## BEGIN Records to process

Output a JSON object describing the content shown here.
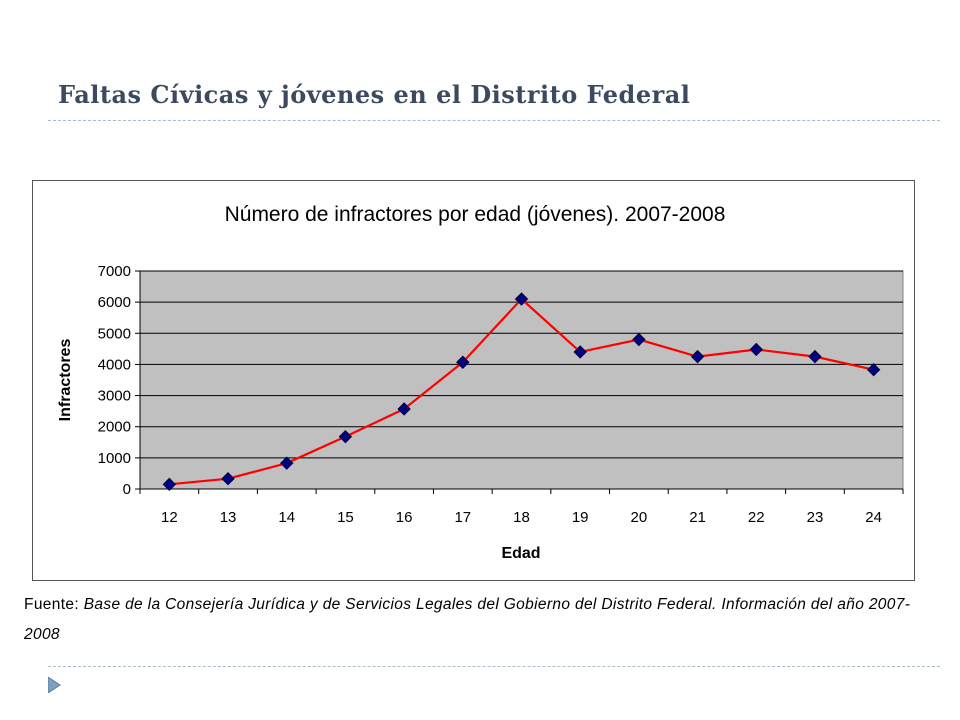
{
  "slide": {
    "title": "Faltas Cívicas y jóvenes en el Distrito Federal",
    "source_label": "Fuente:",
    "source_text": "Base de la Consejería Jurídica y de Servicios Legales del Gobierno del Distrito Federal. Información del año 2007-2008"
  },
  "colors": {
    "title": "#3b4a5f",
    "plot_background": "#c0c0c0",
    "line": "#ff0000",
    "marker": "#000080",
    "divider": "#a9bccd",
    "bullet": "#7f9fbf"
  },
  "chart_data": {
    "type": "line",
    "title": "Número de infractores por edad (jóvenes). 2007-2008",
    "xlabel": "Edad",
    "ylabel": "Infractores",
    "categories": [
      "12",
      "13",
      "14",
      "15",
      "16",
      "17",
      "18",
      "19",
      "20",
      "21",
      "22",
      "23",
      "24"
    ],
    "series": [
      {
        "values": [
          150,
          330,
          830,
          1680,
          2570,
          4070,
          6100,
          4400,
          4800,
          4250,
          4480,
          4250,
          3830
        ]
      }
    ],
    "ylim": [
      0,
      7000
    ],
    "yticks": [
      0,
      1000,
      2000,
      3000,
      4000,
      5000,
      6000,
      7000
    ],
    "grid": true,
    "legend": "none"
  }
}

## END Records to process

▶ Your task
Scan the material and collect every line that contains "jóvenes".

▶ Solved exercise
    "title": "Faltas Cívicas y jóvenes en el Distrito Federal",
    "title": "Número de infractores por edad (jóvenes). 2007-2008",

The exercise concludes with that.